- [Set problem] Can you copy out every line of the records below word for word, leaving out the pictures?

Layout coordinate data

################

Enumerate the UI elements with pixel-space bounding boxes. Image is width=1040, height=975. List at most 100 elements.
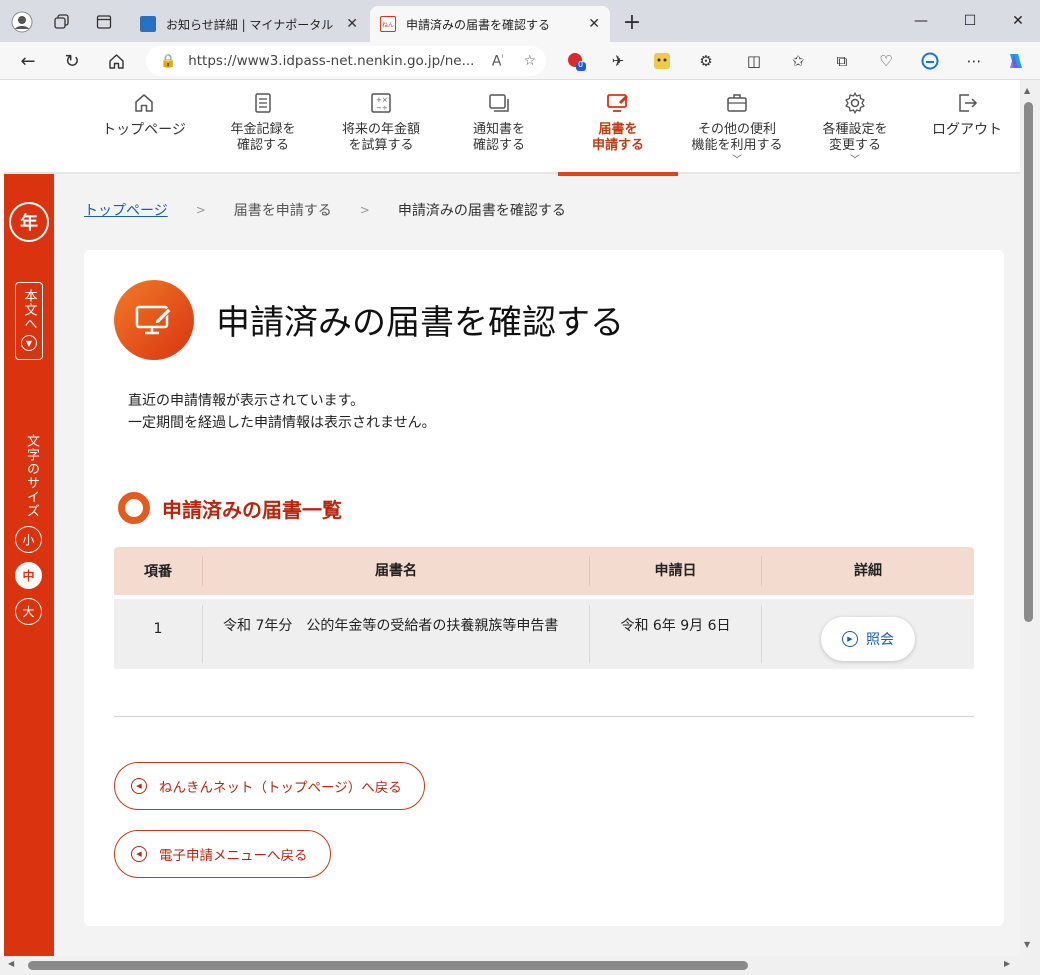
maximize-icon[interactable]: ☐: [955, 10, 985, 32]
document-list-icon: [251, 90, 275, 116]
gear-icon: [843, 90, 867, 116]
back-arrow-icon[interactable]: ←: [14, 48, 42, 74]
gnav-estimate[interactable]: +× −÷ 将来の年金額 を試算する: [322, 80, 440, 174]
cell-form-name: 令和 7年分 公的年金等の受給者の扶養親族等申告書: [202, 605, 589, 663]
minimize-icon[interactable]: —: [906, 10, 936, 32]
logout-icon: [955, 90, 979, 116]
play-circle-icon: ▶: [842, 631, 858, 647]
text-size-label: 文字のサイズ: [24, 434, 39, 518]
header-date: 申請日: [589, 556, 761, 586]
scroll-up-icon[interactable]: ▲: [1024, 86, 1030, 95]
extension-character-icon[interactable]: [650, 50, 674, 72]
text-size-medium-button[interactable]: 中: [15, 562, 42, 589]
gnav-records[interactable]: 年金記録を 確認する: [204, 80, 322, 174]
nenkin-favicon-icon: ねん: [380, 16, 396, 32]
back-to-top-button[interactable]: ◀ ねんきんネット（トップページ）へ戻る: [114, 762, 425, 810]
view-detail-button[interactable]: ▶ 照会: [821, 617, 915, 661]
section-ring-icon: [118, 492, 150, 524]
tab-actions-icon[interactable]: [90, 8, 118, 36]
chevron-right-icon: >: [195, 203, 206, 217]
gnav-label: 通知書を 確認する: [472, 122, 525, 153]
home-icon: [132, 90, 156, 116]
header-form-name: 届書名: [202, 556, 589, 586]
scroll-left-icon[interactable]: ◀: [8, 959, 14, 968]
accessibility-sidebar: 年 本文へ ▼ 文字のサイズ 小 中 大: [4, 174, 54, 956]
section-title-text: 申請済みの届書一覧: [162, 497, 342, 522]
scroll-down-icon[interactable]: ▼: [1024, 940, 1030, 949]
gnav-label: トップページ: [102, 122, 186, 138]
scroll-thumb[interactable]: [1024, 102, 1033, 622]
table-row: 1 令和 7年分 公的年金等の受給者の扶養親族等申告書 令和 6年 9月 6日 …: [114, 599, 974, 669]
lead-text: 直近の申請情報が表示されています。 一定期間を経過した申請情報は表示されません。: [128, 390, 436, 434]
edge-icon[interactable]: [918, 50, 942, 72]
page-title: 申請済みの届書を確認する: [216, 303, 624, 343]
table-header: 項番 届書名 申請日 詳細: [114, 547, 974, 595]
close-window-icon[interactable]: ✕: [1003, 10, 1033, 32]
svg-text:+×: +×: [376, 96, 388, 104]
back-top-label: ねんきんネット（トップページ）へ戻る: [159, 780, 402, 796]
monitor-pen-icon: [114, 280, 194, 360]
favorite-star-icon[interactable]: ☆: [523, 53, 536, 69]
documents-stack-icon: [487, 90, 511, 116]
more-menu-icon[interactable]: ⋯: [962, 50, 986, 72]
breadcrumb: トップページ > 届書を申請する > 申請済みの届書を確認する: [84, 200, 566, 220]
browser-essentials-icon[interactable]: ♡: [874, 50, 898, 72]
close-tab-icon[interactable]: ✕: [588, 16, 600, 32]
scroll-right-icon[interactable]: ▶: [1004, 959, 1010, 968]
header-no: 項番: [144, 564, 172, 580]
browser-tab-bar: 👤 お知らせ詳細 | マイナポータル ✕ ねん 申請済みの届書を確認する ✕ +…: [0, 0, 1040, 42]
global-navigation: トップページ 年金記録を 確認する +× −÷ 将来の年金額 を試算する 通知書を…: [4, 80, 1020, 176]
close-tab-icon[interactable]: ✕: [346, 16, 358, 32]
scroll-thumb[interactable]: [28, 961, 748, 970]
tab-title: お知らせ詳細 | マイナポータル: [166, 17, 334, 32]
header-detail: 詳細: [761, 556, 974, 586]
back-circle-icon: ◀: [131, 846, 147, 862]
horizontal-scrollbar[interactable]: ◀ ▶: [0, 956, 1040, 975]
back-menu-label: 電子申請メニューへ戻る: [159, 848, 308, 864]
gnav-settings[interactable]: 各種設定を 変更する ﹀: [796, 80, 914, 174]
skip-to-content-button[interactable]: 本文へ ▼: [15, 282, 43, 360]
view-label: 照会: [866, 632, 894, 648]
extension-red-icon[interactable]: 0: [564, 50, 588, 72]
calculator-icon: +× −÷: [369, 90, 393, 116]
web-page: トップページ 年金記録を 確認する +× −÷ 将来の年金額 を試算する 通知書を…: [4, 80, 1020, 956]
home-icon[interactable]: [102, 48, 130, 74]
read-aloud-icon[interactable]: A⁾: [492, 53, 504, 70]
extensions-puzzle-icon[interactable]: ⚙: [694, 50, 718, 72]
gnav-logout[interactable]: ログアウト: [914, 80, 1020, 174]
gnav-notices[interactable]: 通知書を 確認する: [440, 80, 558, 174]
favorites-icon[interactable]: ✩: [786, 50, 810, 72]
tab-current[interactable]: ねん 申請済みの届書を確認する ✕: [370, 6, 610, 42]
gnav-label: 届書を 申請する: [591, 122, 644, 153]
gnav-apply[interactable]: 届書を 申請する: [558, 80, 678, 176]
breadcrumb-home-link[interactable]: トップページ: [84, 200, 168, 220]
vertical-scrollbar[interactable]: ▲ ▼: [1020, 80, 1040, 956]
cell-date: 令和 6年 9月 6日: [589, 605, 761, 663]
profile-avatar-icon[interactable]: [8, 8, 36, 36]
extension-badge: 0: [578, 60, 584, 69]
main-content-card: 申請済みの届書を確認する 直近の申請情報が表示されています。 一定期間を経過した…: [84, 250, 1004, 926]
workspaces-icon[interactable]: [48, 8, 76, 36]
back-to-menu-button[interactable]: ◀ 電子申請メニューへ戻る: [114, 830, 331, 878]
skip-label: 本文へ: [21, 289, 37, 331]
split-screen-icon[interactable]: ◫: [742, 50, 766, 72]
copilot-icon[interactable]: [1004, 50, 1028, 72]
gnav-label: ログアウト: [932, 122, 1002, 138]
breadcrumb-current: 申請済みの届書を確認する: [397, 203, 566, 219]
new-tab-button[interactable]: +: [618, 8, 646, 36]
extension-plane-icon[interactable]: ✈: [606, 50, 630, 72]
refresh-icon[interactable]: ↻: [58, 48, 86, 74]
text-size-large-button[interactable]: 大: [15, 598, 42, 625]
back-circle-icon: ◀: [131, 778, 147, 794]
collections-icon[interactable]: ⧉: [830, 50, 854, 72]
text-size-small-button[interactable]: 小: [15, 526, 42, 553]
section-heading: 申請済みの届書一覧: [118, 492, 342, 524]
gnav-other[interactable]: その他の便利 機能を利用する ﹀: [678, 80, 796, 174]
lead-line: 一定期間を経過した申請情報は表示されません。: [128, 415, 436, 431]
gnav-top[interactable]: トップページ: [84, 80, 204, 174]
gnav-label: その他の便利 機能を利用する: [691, 122, 783, 153]
address-bar[interactable]: 🔒 https://www3.idpass-net.nenkin.go.jp/n…: [146, 46, 546, 76]
gnav-label: 将来の年金額 を試算する: [341, 122, 420, 153]
tab-mynaportal[interactable]: 👤 お知らせ詳細 | マイナポータル ✕: [130, 6, 368, 42]
lock-icon[interactable]: 🔒: [160, 54, 176, 69]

################

- [Worked answer]
Enumerate the UI elements with pixel-space bounding boxes. Image is width=1040, height=975. List at most 100 elements.
maximize-icon[interactable]: ☐: [955, 10, 985, 32]
document-list-icon: [251, 90, 275, 116]
gear-icon: [843, 90, 867, 116]
back-arrow-icon[interactable]: ←: [14, 48, 42, 74]
gnav-estimate[interactable]: +× −÷ 将来の年金額 を試算する: [322, 80, 440, 174]
cell-form-name: 令和 7年分 公的年金等の受給者の扶養親族等申告書: [202, 605, 589, 663]
minimize-icon[interactable]: —: [906, 10, 936, 32]
logout-icon: [955, 90, 979, 116]
play-circle-icon: ▶: [842, 631, 858, 647]
text-size-label: 文字のサイズ: [24, 434, 39, 518]
header-date: 申請日: [589, 556, 761, 586]
scroll-up-icon[interactable]: ▲: [1024, 86, 1030, 95]
extension-character-icon[interactable]: [650, 50, 674, 72]
text-size-medium-button[interactable]: 中: [15, 562, 42, 589]
gnav-records[interactable]: 年金記録を 確認する: [204, 80, 322, 174]
nenkin-favicon-icon: ねん: [380, 16, 396, 32]
back-to-top-button[interactable]: ◀ ねんきんネット（トップページ）へ戻る: [114, 762, 425, 810]
view-detail-button[interactable]: ▶ 照会: [821, 617, 915, 661]
section-ring-icon: [118, 492, 150, 524]
tab-actions-icon[interactable]: [90, 8, 118, 36]
chevron-right-icon: >: [195, 203, 206, 217]
gnav-label: 通知書を 確認する: [472, 122, 525, 153]
home-icon: [132, 90, 156, 116]
header-form-name: 届書名: [202, 556, 589, 586]
scroll-left-icon[interactable]: ◀: [8, 959, 14, 968]
accessibility-sidebar: 年 本文へ ▼ 文字のサイズ 小 中 大: [4, 174, 54, 956]
section-title-text: 申請済みの届書一覧: [162, 497, 342, 522]
scroll-down-icon[interactable]: ▼: [1024, 940, 1030, 949]
gnav-label: トップページ: [102, 122, 186, 138]
scroll-thumb[interactable]: [1024, 102, 1033, 622]
table-row: 1 令和 7年分 公的年金等の受給者の扶養親族等申告書 令和 6年 9月 6日 …: [114, 599, 974, 669]
lead-text: 直近の申請情報が表示されています。 一定期間を経過した申請情報は表示されません。: [128, 390, 436, 434]
edge-icon[interactable]: [918, 50, 942, 72]
page-title: 申請済みの届書を確認する: [216, 303, 624, 343]
table-header: 項番 届書名 申請日 詳細: [114, 547, 974, 595]
close-window-icon[interactable]: ✕: [1003, 10, 1033, 32]
svg-text:+×: +×: [376, 96, 388, 104]
back-top-label: ねんきんネット（トップページ）へ戻る: [159, 780, 402, 796]
monitor-pen-icon: [114, 280, 194, 360]
favorite-star-icon[interactable]: ☆: [523, 53, 536, 69]
documents-stack-icon: [487, 90, 511, 116]
more-menu-icon[interactable]: ⋯: [962, 50, 986, 72]
breadcrumb: トップページ > 届書を申請する > 申請済みの届書を確認する: [84, 200, 566, 220]
browser-essentials-icon[interactable]: ♡: [874, 50, 898, 72]
close-tab-icon[interactable]: ✕: [588, 16, 600, 32]
scroll-right-icon[interactable]: ▶: [1004, 959, 1010, 968]
header-no: 項番: [144, 564, 172, 580]
browser-tab-bar: 👤 お知らせ詳細 | マイナポータル ✕ ねん 申請済みの届書を確認する ✕ +…: [0, 0, 1040, 42]
global-navigation: トップページ 年金記録を 確認する +× −÷ 将来の年金額 を試算する 通知書を…: [4, 80, 1020, 176]
close-tab-icon[interactable]: ✕: [346, 16, 358, 32]
scroll-thumb[interactable]: [28, 961, 748, 970]
tab-title: お知らせ詳細 | マイナポータル: [166, 17, 334, 32]
header-detail: 詳細: [761, 556, 974, 586]
back-circle-icon: ◀: [131, 846, 147, 862]
horizontal-scrollbar[interactable]: ◀ ▶: [0, 956, 1040, 975]
back-menu-label: 電子申請メニューへ戻る: [159, 848, 308, 864]
gnav-settings[interactable]: 各種設定を 変更する ﹀: [796, 80, 914, 174]
skip-to-content-button[interactable]: 本文へ ▼: [15, 282, 43, 360]
view-label: 照会: [866, 632, 894, 648]
extension-red-icon[interactable]: 0: [564, 50, 588, 72]
calculator-icon: +× −÷: [369, 90, 393, 116]
web-page: トップページ 年金記録を 確認する +× −÷ 将来の年金額 を試算する 通知書を…: [4, 80, 1020, 956]
home-icon[interactable]: [102, 48, 130, 74]
read-aloud-icon[interactable]: A⁾: [492, 53, 504, 70]
extensions-puzzle-icon[interactable]: ⚙: [694, 50, 718, 72]
gnav-logout[interactable]: ログアウト: [914, 80, 1020, 174]
gnav-notices[interactable]: 通知書を 確認する: [440, 80, 558, 174]
favorites-icon[interactable]: ✩: [786, 50, 810, 72]
tab-current[interactable]: ねん 申請済みの届書を確認する ✕: [370, 6, 610, 42]
gnav-label: 届書を 申請する: [591, 122, 644, 153]
gnav-apply[interactable]: 届書を 申請する: [558, 80, 678, 176]
breadcrumb-home-link[interactable]: トップページ: [84, 200, 168, 220]
vertical-scrollbar[interactable]: ▲ ▼: [1020, 80, 1040, 956]
cell-date: 令和 6年 9月 6日: [589, 605, 761, 663]
profile-avatar-icon[interactable]: [8, 8, 36, 36]
extension-badge: 0: [578, 60, 584, 69]
main-content-card: 申請済みの届書を確認する 直近の申請情報が表示されています。 一定期間を経過した…: [84, 250, 1004, 926]
workspaces-icon[interactable]: [48, 8, 76, 36]
back-to-menu-button[interactable]: ◀ 電子申請メニューへ戻る: [114, 830, 331, 878]
skip-label: 本文へ: [21, 289, 37, 331]
split-screen-icon[interactable]: ◫: [742, 50, 766, 72]
copilot-icon[interactable]: [1004, 50, 1028, 72]
gnav-label: ログアウト: [932, 122, 1002, 138]
breadcrumb-current: 申請済みの届書を確認する: [397, 203, 566, 219]
new-tab-button[interactable]: +: [618, 8, 646, 36]
extension-plane-icon[interactable]: ✈: [606, 50, 630, 72]
refresh-icon[interactable]: ↻: [58, 48, 86, 74]
text-size-large-button[interactable]: 大: [15, 598, 42, 625]
back-circle-icon: ◀: [131, 778, 147, 794]
collections-icon[interactable]: ⧉: [830, 50, 854, 72]
text-size-small-button[interactable]: 小: [15, 526, 42, 553]
section-heading: 申請済みの届書一覧: [118, 492, 342, 524]
gnav-other[interactable]: その他の便利 機能を利用する ﹀: [678, 80, 796, 174]
lead-line: 一定期間を経過した申請情報は表示されません。: [128, 415, 436, 431]
gnav-top[interactable]: トップページ: [84, 80, 204, 174]
gnav-label: その他の便利 機能を利用する: [691, 122, 783, 153]
address-bar[interactable]: 🔒 https://www3.idpass-net.nenkin.go.jp/n…: [146, 46, 546, 76]
gnav-label: 将来の年金額 を試算する: [341, 122, 420, 153]
tab-mynaportal[interactable]: 👤 お知らせ詳細 | マイナポータル ✕: [130, 6, 368, 42]
lock-icon[interactable]: 🔒: [160, 54, 176, 69]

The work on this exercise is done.